** start THE RECORDS **
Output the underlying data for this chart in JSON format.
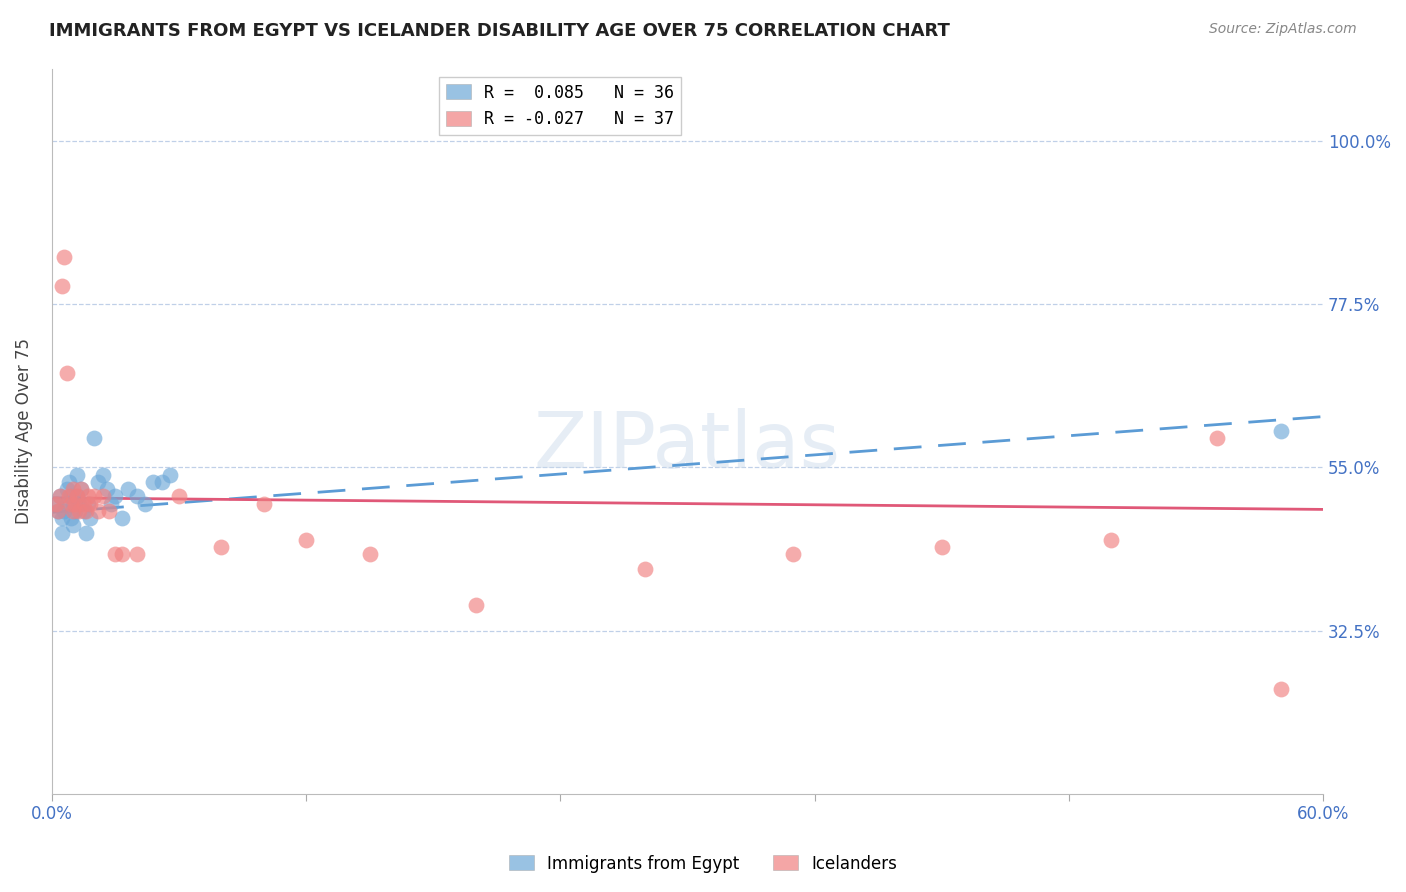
{
  "title": "IMMIGRANTS FROM EGYPT VS ICELANDER DISABILITY AGE OVER 75 CORRELATION CHART",
  "source": "Source: ZipAtlas.com",
  "ylabel_label": "Disability Age Over 75",
  "xlim": [
    0.0,
    0.6
  ],
  "ylim": [
    0.1,
    1.1
  ],
  "yticks": [
    0.325,
    0.55,
    0.775,
    1.0
  ],
  "ytick_labels": [
    "32.5%",
    "55.0%",
    "77.5%",
    "100.0%"
  ],
  "xticks": [
    0.0,
    0.12,
    0.24,
    0.36,
    0.48,
    0.6
  ],
  "xtick_labels": [
    "0.0%",
    "",
    "",
    "",
    "",
    "60.0%"
  ],
  "legend_r1": "R =  0.085   N = 36",
  "legend_r2": "R = -0.027   N = 37",
  "color_blue": "#6ea8d8",
  "color_pink": "#f08080",
  "watermark": "ZIPatlas",
  "egypt_x": [
    0.002,
    0.003,
    0.004,
    0.005,
    0.005,
    0.006,
    0.007,
    0.007,
    0.008,
    0.009,
    0.009,
    0.01,
    0.01,
    0.011,
    0.012,
    0.012,
    0.013,
    0.014,
    0.015,
    0.016,
    0.017,
    0.018,
    0.02,
    0.022,
    0.024,
    0.026,
    0.028,
    0.03,
    0.033,
    0.036,
    0.04,
    0.044,
    0.048,
    0.052,
    0.056,
    0.58
  ],
  "egypt_y": [
    0.5,
    0.49,
    0.51,
    0.48,
    0.46,
    0.49,
    0.52,
    0.5,
    0.53,
    0.48,
    0.51,
    0.5,
    0.47,
    0.49,
    0.51,
    0.54,
    0.5,
    0.52,
    0.49,
    0.46,
    0.5,
    0.48,
    0.59,
    0.53,
    0.54,
    0.52,
    0.5,
    0.51,
    0.48,
    0.52,
    0.51,
    0.5,
    0.53,
    0.53,
    0.54,
    0.6
  ],
  "iceland_x": [
    0.002,
    0.003,
    0.004,
    0.005,
    0.006,
    0.007,
    0.008,
    0.009,
    0.01,
    0.01,
    0.011,
    0.012,
    0.013,
    0.014,
    0.015,
    0.016,
    0.017,
    0.018,
    0.02,
    0.022,
    0.024,
    0.027,
    0.03,
    0.033,
    0.04,
    0.06,
    0.08,
    0.1,
    0.12,
    0.15,
    0.2,
    0.28,
    0.35,
    0.42,
    0.5,
    0.55,
    0.58
  ],
  "iceland_y": [
    0.5,
    0.49,
    0.51,
    0.8,
    0.84,
    0.68,
    0.51,
    0.5,
    0.49,
    0.52,
    0.5,
    0.51,
    0.49,
    0.52,
    0.5,
    0.49,
    0.51,
    0.5,
    0.51,
    0.49,
    0.51,
    0.49,
    0.43,
    0.43,
    0.43,
    0.51,
    0.44,
    0.5,
    0.45,
    0.43,
    0.36,
    0.41,
    0.43,
    0.44,
    0.45,
    0.59,
    0.245
  ],
  "egypt_trend_x": [
    0.0,
    0.6
  ],
  "egypt_trend_y": [
    0.488,
    0.62
  ],
  "iceland_trend_x": [
    0.0,
    0.6
  ],
  "iceland_trend_y": [
    0.508,
    0.492
  ]
}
** end THE RECORDS **
▸ **EXERCISE DIRECTIONS**
Quote every line of the records above exactly; no picture is to be copied.

▸ **RESPONSE FOR THIS EXERCISE**
Output the underlying data for this chart in JSON format.
{
  "title": "IMMIGRANTS FROM EGYPT VS ICELANDER DISABILITY AGE OVER 75 CORRELATION CHART",
  "source": "Source: ZipAtlas.com",
  "ylabel_label": "Disability Age Over 75",
  "xlim": [
    0.0,
    0.6
  ],
  "ylim": [
    0.1,
    1.1
  ],
  "yticks": [
    0.325,
    0.55,
    0.775,
    1.0
  ],
  "ytick_labels": [
    "32.5%",
    "55.0%",
    "77.5%",
    "100.0%"
  ],
  "xticks": [
    0.0,
    0.12,
    0.24,
    0.36,
    0.48,
    0.6
  ],
  "xtick_labels": [
    "0.0%",
    "",
    "",
    "",
    "",
    "60.0%"
  ],
  "legend_r1": "R =  0.085   N = 36",
  "legend_r2": "R = -0.027   N = 37",
  "color_blue": "#6ea8d8",
  "color_pink": "#f08080",
  "watermark": "ZIPatlas",
  "egypt_x": [
    0.002,
    0.003,
    0.004,
    0.005,
    0.005,
    0.006,
    0.007,
    0.007,
    0.008,
    0.009,
    0.009,
    0.01,
    0.01,
    0.011,
    0.012,
    0.012,
    0.013,
    0.014,
    0.015,
    0.016,
    0.017,
    0.018,
    0.02,
    0.022,
    0.024,
    0.026,
    0.028,
    0.03,
    0.033,
    0.036,
    0.04,
    0.044,
    0.048,
    0.052,
    0.056,
    0.58
  ],
  "egypt_y": [
    0.5,
    0.49,
    0.51,
    0.48,
    0.46,
    0.49,
    0.52,
    0.5,
    0.53,
    0.48,
    0.51,
    0.5,
    0.47,
    0.49,
    0.51,
    0.54,
    0.5,
    0.52,
    0.49,
    0.46,
    0.5,
    0.48,
    0.59,
    0.53,
    0.54,
    0.52,
    0.5,
    0.51,
    0.48,
    0.52,
    0.51,
    0.5,
    0.53,
    0.53,
    0.54,
    0.6
  ],
  "iceland_x": [
    0.002,
    0.003,
    0.004,
    0.005,
    0.006,
    0.007,
    0.008,
    0.009,
    0.01,
    0.01,
    0.011,
    0.012,
    0.013,
    0.014,
    0.015,
    0.016,
    0.017,
    0.018,
    0.02,
    0.022,
    0.024,
    0.027,
    0.03,
    0.033,
    0.04,
    0.06,
    0.08,
    0.1,
    0.12,
    0.15,
    0.2,
    0.28,
    0.35,
    0.42,
    0.5,
    0.55,
    0.58
  ],
  "iceland_y": [
    0.5,
    0.49,
    0.51,
    0.8,
    0.84,
    0.68,
    0.51,
    0.5,
    0.49,
    0.52,
    0.5,
    0.51,
    0.49,
    0.52,
    0.5,
    0.49,
    0.51,
    0.5,
    0.51,
    0.49,
    0.51,
    0.49,
    0.43,
    0.43,
    0.43,
    0.51,
    0.44,
    0.5,
    0.45,
    0.43,
    0.36,
    0.41,
    0.43,
    0.44,
    0.45,
    0.59,
    0.245
  ],
  "egypt_trend_x": [
    0.0,
    0.6
  ],
  "egypt_trend_y": [
    0.488,
    0.62
  ],
  "iceland_trend_x": [
    0.0,
    0.6
  ],
  "iceland_trend_y": [
    0.508,
    0.492
  ]
}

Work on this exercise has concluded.